SET EXERCISE:
Identify all lines below that hold "Cauca" and collect them.

RECORDED DATA:
■ ■ ■
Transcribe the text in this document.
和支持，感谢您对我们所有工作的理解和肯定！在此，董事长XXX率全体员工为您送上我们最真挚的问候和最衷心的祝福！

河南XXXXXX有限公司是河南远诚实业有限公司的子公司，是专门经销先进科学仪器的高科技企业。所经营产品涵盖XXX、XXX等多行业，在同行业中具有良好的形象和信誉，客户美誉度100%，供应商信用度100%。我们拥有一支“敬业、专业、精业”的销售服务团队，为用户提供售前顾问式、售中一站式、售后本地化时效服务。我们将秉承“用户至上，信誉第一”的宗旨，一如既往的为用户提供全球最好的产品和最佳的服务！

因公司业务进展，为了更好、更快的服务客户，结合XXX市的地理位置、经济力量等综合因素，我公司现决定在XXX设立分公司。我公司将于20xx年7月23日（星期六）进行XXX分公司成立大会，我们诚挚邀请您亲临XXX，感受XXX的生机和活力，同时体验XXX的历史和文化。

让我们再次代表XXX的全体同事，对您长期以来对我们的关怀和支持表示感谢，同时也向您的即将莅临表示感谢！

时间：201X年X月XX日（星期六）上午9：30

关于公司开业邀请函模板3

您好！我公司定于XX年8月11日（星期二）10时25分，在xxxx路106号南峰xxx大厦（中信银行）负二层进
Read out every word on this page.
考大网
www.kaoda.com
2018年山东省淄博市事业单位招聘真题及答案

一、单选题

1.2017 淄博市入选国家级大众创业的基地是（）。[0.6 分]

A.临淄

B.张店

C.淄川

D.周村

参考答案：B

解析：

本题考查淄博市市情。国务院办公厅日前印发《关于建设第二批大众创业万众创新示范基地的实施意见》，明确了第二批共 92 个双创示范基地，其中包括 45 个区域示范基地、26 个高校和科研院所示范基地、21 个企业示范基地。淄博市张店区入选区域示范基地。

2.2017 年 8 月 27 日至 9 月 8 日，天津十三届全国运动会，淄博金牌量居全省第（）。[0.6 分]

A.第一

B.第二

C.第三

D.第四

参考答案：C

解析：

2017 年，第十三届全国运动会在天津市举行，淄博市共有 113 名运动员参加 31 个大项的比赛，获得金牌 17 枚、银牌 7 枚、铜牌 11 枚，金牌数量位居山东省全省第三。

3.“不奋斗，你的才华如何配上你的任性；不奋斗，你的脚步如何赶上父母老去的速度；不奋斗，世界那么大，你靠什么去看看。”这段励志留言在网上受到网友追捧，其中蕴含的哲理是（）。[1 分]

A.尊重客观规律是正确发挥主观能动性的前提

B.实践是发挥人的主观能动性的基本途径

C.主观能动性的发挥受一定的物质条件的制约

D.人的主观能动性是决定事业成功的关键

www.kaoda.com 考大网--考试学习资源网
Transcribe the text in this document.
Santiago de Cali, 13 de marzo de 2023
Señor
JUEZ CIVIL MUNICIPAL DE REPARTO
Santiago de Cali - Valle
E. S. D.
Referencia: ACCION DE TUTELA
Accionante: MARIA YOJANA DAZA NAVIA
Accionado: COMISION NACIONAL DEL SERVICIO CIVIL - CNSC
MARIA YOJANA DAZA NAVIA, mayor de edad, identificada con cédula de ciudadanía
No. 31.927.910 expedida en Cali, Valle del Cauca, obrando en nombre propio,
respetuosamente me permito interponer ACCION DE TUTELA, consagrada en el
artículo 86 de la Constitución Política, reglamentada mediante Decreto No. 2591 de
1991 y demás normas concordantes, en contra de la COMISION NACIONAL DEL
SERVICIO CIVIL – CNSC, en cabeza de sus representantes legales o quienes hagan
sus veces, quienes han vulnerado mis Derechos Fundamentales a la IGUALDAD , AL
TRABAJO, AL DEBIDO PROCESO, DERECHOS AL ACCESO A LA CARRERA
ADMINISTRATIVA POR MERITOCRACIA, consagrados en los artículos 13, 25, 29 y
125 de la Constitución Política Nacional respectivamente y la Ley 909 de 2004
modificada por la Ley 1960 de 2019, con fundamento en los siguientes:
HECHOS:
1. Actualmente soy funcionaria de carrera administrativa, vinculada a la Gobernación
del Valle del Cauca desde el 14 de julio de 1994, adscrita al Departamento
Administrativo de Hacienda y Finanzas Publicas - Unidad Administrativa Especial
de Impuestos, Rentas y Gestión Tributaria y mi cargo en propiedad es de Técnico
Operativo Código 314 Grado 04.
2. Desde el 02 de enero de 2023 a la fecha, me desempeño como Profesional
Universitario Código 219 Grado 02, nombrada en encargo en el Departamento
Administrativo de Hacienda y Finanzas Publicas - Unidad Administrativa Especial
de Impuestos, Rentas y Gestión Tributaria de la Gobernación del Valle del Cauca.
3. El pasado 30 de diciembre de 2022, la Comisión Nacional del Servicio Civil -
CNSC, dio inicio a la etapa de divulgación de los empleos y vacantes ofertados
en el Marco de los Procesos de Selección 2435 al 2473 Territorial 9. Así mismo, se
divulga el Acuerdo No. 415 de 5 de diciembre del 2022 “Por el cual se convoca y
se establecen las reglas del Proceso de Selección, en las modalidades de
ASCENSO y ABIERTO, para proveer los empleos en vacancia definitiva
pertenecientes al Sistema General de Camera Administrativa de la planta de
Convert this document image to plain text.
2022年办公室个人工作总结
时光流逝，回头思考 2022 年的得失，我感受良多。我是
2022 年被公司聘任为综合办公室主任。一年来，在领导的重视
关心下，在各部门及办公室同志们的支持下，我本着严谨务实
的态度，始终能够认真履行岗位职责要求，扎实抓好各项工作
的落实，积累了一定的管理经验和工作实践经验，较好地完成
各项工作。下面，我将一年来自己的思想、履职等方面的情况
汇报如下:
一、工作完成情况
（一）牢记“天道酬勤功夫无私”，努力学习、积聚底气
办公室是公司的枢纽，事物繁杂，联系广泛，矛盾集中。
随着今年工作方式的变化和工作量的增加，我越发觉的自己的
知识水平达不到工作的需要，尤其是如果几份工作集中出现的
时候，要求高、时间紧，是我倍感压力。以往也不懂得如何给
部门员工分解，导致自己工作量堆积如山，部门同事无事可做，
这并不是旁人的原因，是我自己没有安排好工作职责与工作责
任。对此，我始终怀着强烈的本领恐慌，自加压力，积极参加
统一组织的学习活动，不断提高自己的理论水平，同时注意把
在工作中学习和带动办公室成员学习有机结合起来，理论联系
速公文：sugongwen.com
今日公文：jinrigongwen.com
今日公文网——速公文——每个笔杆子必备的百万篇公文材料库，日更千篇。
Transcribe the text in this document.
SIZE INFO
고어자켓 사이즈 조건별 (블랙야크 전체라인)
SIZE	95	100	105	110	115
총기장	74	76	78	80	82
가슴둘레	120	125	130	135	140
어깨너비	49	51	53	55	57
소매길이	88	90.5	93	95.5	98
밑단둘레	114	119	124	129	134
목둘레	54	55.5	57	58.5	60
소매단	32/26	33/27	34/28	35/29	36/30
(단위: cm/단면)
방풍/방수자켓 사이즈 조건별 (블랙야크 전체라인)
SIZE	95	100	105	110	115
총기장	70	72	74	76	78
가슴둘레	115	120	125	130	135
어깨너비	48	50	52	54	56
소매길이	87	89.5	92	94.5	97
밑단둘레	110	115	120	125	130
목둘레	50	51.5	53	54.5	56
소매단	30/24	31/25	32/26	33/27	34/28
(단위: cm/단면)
■ ■ ■
TASK OUTPUT:
No. 31.927.910 expedida en Cali, Valle del Cauca, obrando en nombre propio,
del Valle del Cauca desde el 14 de julio de 1994, adscrita al Departamento
de Impuestos, Rentas y Gestión Tributaria de la Gobernación del Valle del Cauca.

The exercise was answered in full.